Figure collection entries
____________________

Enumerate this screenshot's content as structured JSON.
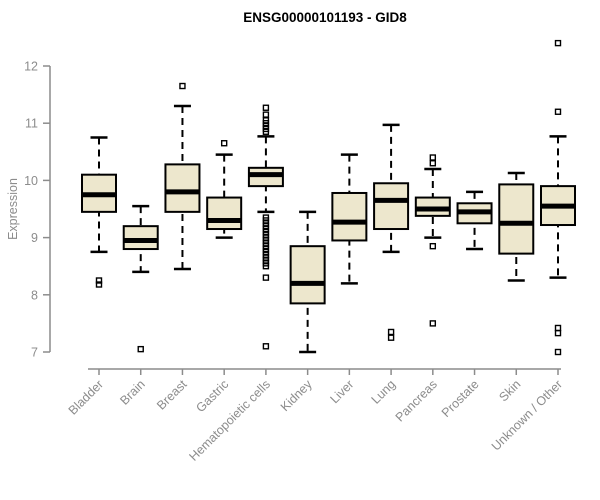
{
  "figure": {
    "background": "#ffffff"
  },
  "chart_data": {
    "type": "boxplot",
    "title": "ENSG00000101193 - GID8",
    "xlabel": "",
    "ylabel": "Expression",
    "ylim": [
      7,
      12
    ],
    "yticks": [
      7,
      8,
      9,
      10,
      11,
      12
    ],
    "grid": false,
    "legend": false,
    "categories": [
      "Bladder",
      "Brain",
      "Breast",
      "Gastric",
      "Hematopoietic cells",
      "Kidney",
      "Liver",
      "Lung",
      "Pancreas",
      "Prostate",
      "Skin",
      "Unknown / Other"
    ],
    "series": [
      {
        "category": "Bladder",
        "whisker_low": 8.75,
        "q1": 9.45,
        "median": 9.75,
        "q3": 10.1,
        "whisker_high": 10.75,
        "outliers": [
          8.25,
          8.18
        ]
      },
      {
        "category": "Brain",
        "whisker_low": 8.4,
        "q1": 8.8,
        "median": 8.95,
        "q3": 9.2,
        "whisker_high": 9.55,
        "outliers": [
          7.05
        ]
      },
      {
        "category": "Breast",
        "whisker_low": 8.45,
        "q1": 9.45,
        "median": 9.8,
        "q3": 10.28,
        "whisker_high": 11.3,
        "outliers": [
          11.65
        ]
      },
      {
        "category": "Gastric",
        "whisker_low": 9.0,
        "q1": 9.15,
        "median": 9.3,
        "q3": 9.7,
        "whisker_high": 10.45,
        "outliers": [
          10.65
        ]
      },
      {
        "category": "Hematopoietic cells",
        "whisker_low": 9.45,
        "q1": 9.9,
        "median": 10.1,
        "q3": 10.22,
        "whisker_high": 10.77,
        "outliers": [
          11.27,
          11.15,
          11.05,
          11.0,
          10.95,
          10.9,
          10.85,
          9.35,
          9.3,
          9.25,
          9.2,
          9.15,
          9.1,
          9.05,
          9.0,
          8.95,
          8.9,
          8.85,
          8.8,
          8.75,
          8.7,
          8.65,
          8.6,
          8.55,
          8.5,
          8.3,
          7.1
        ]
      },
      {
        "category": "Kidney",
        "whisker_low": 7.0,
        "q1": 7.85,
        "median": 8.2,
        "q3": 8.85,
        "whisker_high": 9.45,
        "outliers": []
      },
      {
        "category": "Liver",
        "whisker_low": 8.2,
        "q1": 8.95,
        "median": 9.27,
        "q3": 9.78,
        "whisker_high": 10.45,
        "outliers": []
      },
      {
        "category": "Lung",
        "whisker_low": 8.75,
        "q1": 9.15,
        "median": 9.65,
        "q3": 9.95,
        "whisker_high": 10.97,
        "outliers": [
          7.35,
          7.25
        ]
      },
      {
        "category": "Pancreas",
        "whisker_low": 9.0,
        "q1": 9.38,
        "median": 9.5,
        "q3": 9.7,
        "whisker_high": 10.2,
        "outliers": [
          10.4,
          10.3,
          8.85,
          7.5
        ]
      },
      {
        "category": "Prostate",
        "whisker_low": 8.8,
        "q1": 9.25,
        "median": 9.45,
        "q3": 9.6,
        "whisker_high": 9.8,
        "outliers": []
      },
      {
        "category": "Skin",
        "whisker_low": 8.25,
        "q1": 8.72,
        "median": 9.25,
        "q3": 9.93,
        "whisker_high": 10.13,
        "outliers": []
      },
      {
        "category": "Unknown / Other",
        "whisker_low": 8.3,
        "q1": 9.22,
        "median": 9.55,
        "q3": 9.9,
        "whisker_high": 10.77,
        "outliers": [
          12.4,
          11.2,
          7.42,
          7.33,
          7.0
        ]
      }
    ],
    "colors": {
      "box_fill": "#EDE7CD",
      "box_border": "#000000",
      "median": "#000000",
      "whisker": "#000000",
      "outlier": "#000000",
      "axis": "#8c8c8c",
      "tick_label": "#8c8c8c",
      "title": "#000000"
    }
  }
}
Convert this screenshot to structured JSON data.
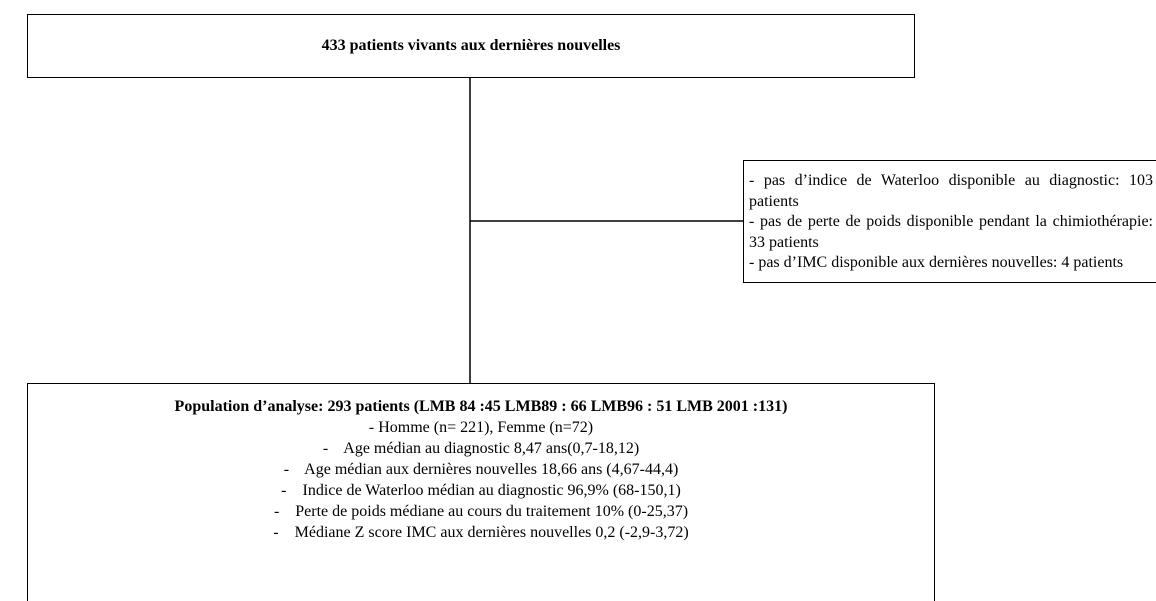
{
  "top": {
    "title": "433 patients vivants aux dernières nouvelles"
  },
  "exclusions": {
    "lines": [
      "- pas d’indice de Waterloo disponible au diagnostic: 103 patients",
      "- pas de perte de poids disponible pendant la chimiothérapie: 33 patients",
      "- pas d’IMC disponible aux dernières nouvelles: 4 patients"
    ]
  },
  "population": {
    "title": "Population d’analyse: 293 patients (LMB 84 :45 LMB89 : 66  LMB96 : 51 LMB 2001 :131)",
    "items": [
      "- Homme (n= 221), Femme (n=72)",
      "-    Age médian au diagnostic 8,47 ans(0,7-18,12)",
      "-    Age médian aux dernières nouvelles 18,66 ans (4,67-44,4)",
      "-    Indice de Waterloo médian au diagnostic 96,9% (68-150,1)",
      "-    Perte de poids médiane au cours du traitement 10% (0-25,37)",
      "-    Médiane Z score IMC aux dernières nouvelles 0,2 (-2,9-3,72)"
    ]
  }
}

____________________

PROBLEM TO SOLVE: Give back all the records as they stand, but with no pictures in the copy.

RESULT BELOW:
Enumerate this screenshot's content as structured JSON.
{
  "figure": {
    "background": "#ffffff"
  },
  "chart_data": {
    "type": "boxplot",
    "title": "ENSG00000101193 - GID8",
    "xlabel": "",
    "ylabel": "Expression",
    "ylim": [
      7,
      12
    ],
    "yticks": [
      7,
      8,
      9,
      10,
      11,
      12
    ],
    "grid": false,
    "legend": false,
    "categories": [
      "Bladder",
      "Brain",
      "Breast",
      "Gastric",
      "Hematopoietic cells",
      "Kidney",
      "Liver",
      "Lung",
      "Pancreas",
      "Prostate",
      "Skin",
      "Unknown / Other"
    ],
    "series": [
      {
        "category": "Bladder",
        "whisker_low": 8.75,
        "q1": 9.45,
        "median": 9.75,
        "q3": 10.1,
        "whisker_high": 10.75,
        "outliers": [
          8.25,
          8.18
        ]
      },
      {
        "category": "Brain",
        "whisker_low": 8.4,
        "q1": 8.8,
        "median": 8.95,
        "q3": 9.2,
        "whisker_high": 9.55,
        "outliers": [
          7.05
        ]
      },
      {
        "category": "Breast",
        "whisker_low": 8.45,
        "q1": 9.45,
        "median": 9.8,
        "q3": 10.28,
        "whisker_high": 11.3,
        "outliers": [
          11.65
        ]
      },
      {
        "category": "Gastric",
        "whisker_low": 9.0,
        "q1": 9.15,
        "median": 9.3,
        "q3": 9.7,
        "whisker_high": 10.45,
        "outliers": [
          10.65
        ]
      },
      {
        "category": "Hematopoietic cells",
        "whisker_low": 9.45,
        "q1": 9.9,
        "median": 10.1,
        "q3": 10.22,
        "whisker_high": 10.77,
        "outliers": [
          11.27,
          11.15,
          11.05,
          11.0,
          10.95,
          10.9,
          10.85,
          9.35,
          9.3,
          9.25,
          9.2,
          9.15,
          9.1,
          9.05,
          9.0,
          8.95,
          8.9,
          8.85,
          8.8,
          8.75,
          8.7,
          8.65,
          8.6,
          8.55,
          8.5,
          8.3,
          7.1
        ]
      },
      {
        "category": "Kidney",
        "whisker_low": 7.0,
        "q1": 7.85,
        "median": 8.2,
        "q3": 8.85,
        "whisker_high": 9.45,
        "outliers": []
      },
      {
        "category": "Liver",
        "whisker_low": 8.2,
        "q1": 8.95,
        "median": 9.27,
        "q3": 9.78,
        "whisker_high": 10.45,
        "outliers": []
      },
      {
        "category": "Lung",
        "whisker_low": 8.75,
        "q1": 9.15,
        "median": 9.65,
        "q3": 9.95,
        "whisker_high": 10.97,
        "outliers": [
          7.35,
          7.25
        ]
      },
      {
        "category": "Pancreas",
        "whisker_low": 9.0,
        "q1": 9.38,
        "median": 9.5,
        "q3": 9.7,
        "whisker_high": 10.2,
        "outliers": [
          10.4,
          10.3,
          8.85,
          7.5
        ]
      },
      {
        "category": "Prostate",
        "whisker_low": 8.8,
        "q1": 9.25,
        "median": 9.45,
        "q3": 9.6,
        "whisker_high": 9.8,
        "outliers": []
      },
      {
        "category": "Skin",
        "whisker_low": 8.25,
        "q1": 8.72,
        "median": 9.25,
        "q3": 9.93,
        "whisker_high": 10.13,
        "outliers": []
      },
      {
        "category": "Unknown / Other",
        "whisker_low": 8.3,
        "q1": 9.22,
        "median": 9.55,
        "q3": 9.9,
        "whisker_high": 10.77,
        "outliers": [
          12.4,
          11.2,
          7.42,
          7.33,
          7.0
        ]
      }
    ],
    "colors": {
      "box_fill": "#EDE7CD",
      "box_border": "#000000",
      "median": "#000000",
      "whisker": "#000000",
      "outlier": "#000000",
      "axis": "#8c8c8c",
      "tick_label": "#8c8c8c",
      "title": "#000000"
    }
  }
}
Convert this screenshot to structured JSON data.
{
  "top": {
    "title": "433 patients vivants aux dernières nouvelles"
  },
  "exclusions": {
    "lines": [
      "- pas d’indice de Waterloo disponible au diagnostic: 103 patients",
      "- pas de perte de poids disponible pendant la chimiothérapie: 33 patients",
      "- pas d’IMC disponible aux dernières nouvelles: 4 patients"
    ]
  },
  "population": {
    "title": "Population d’analyse: 293 patients (LMB 84 :45 LMB89 : 66  LMB96 : 51 LMB 2001 :131)",
    "items": [
      "- Homme (n= 221), Femme (n=72)",
      "-    Age médian au diagnostic 8,47 ans(0,7-18,12)",
      "-    Age médian aux dernières nouvelles 18,66 ans (4,67-44,4)",
      "-    Indice de Waterloo médian au diagnostic 96,9% (68-150,1)",
      "-    Perte de poids médiane au cours du traitement 10% (0-25,37)",
      "-    Médiane Z score IMC aux dernières nouvelles 0,2 (-2,9-3,72)"
    ]
  }
}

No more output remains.